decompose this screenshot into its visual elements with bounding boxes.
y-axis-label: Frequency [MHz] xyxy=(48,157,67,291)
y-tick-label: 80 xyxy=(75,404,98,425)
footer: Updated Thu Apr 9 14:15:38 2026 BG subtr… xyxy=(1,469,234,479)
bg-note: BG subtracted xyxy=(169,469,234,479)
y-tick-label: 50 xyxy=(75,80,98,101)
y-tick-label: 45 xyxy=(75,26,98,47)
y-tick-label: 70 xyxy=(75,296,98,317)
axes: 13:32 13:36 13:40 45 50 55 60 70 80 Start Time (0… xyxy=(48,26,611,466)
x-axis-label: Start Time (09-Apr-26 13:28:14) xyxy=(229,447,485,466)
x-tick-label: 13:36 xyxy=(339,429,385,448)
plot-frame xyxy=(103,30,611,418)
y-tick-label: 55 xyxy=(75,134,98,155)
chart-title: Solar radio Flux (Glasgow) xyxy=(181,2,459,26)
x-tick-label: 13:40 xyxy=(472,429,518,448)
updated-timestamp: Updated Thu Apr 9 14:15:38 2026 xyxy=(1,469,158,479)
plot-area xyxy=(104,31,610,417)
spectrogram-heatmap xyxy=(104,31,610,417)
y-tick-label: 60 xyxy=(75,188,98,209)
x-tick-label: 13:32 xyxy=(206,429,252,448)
+ + + + + + +
**Your goal**
Print every one of the lines above again, character for character and in the same order.

**Finished exercise**
decompose this screenshot into its visual elements with bounding boxes.
y-axis-label: Frequency [MHz] xyxy=(48,157,67,291)
y-tick-label: 80 xyxy=(75,404,98,425)
footer: Updated Thu Apr 9 14:15:38 2026 BG subtr… xyxy=(1,469,234,479)
bg-note: BG subtracted xyxy=(169,469,234,479)
y-tick-label: 50 xyxy=(75,80,98,101)
y-tick-label: 45 xyxy=(75,26,98,47)
y-tick-label: 70 xyxy=(75,296,98,317)
axes: 13:32 13:36 13:40 45 50 55 60 70 80 Start Time (0… xyxy=(48,26,611,466)
x-axis-label: Start Time (09-Apr-26 13:28:14) xyxy=(229,447,485,466)
x-tick-label: 13:36 xyxy=(339,429,385,448)
plot-frame xyxy=(103,30,611,418)
y-tick-label: 55 xyxy=(75,134,98,155)
chart-title: Solar radio Flux (Glasgow) xyxy=(181,2,459,26)
x-tick-label: 13:40 xyxy=(472,429,518,448)
updated-timestamp: Updated Thu Apr 9 14:15:38 2026 xyxy=(1,469,158,479)
plot-area xyxy=(104,31,610,417)
spectrogram-heatmap xyxy=(104,31,610,417)
y-tick-label: 60 xyxy=(75,188,98,209)
x-tick-label: 13:32 xyxy=(206,429,252,448)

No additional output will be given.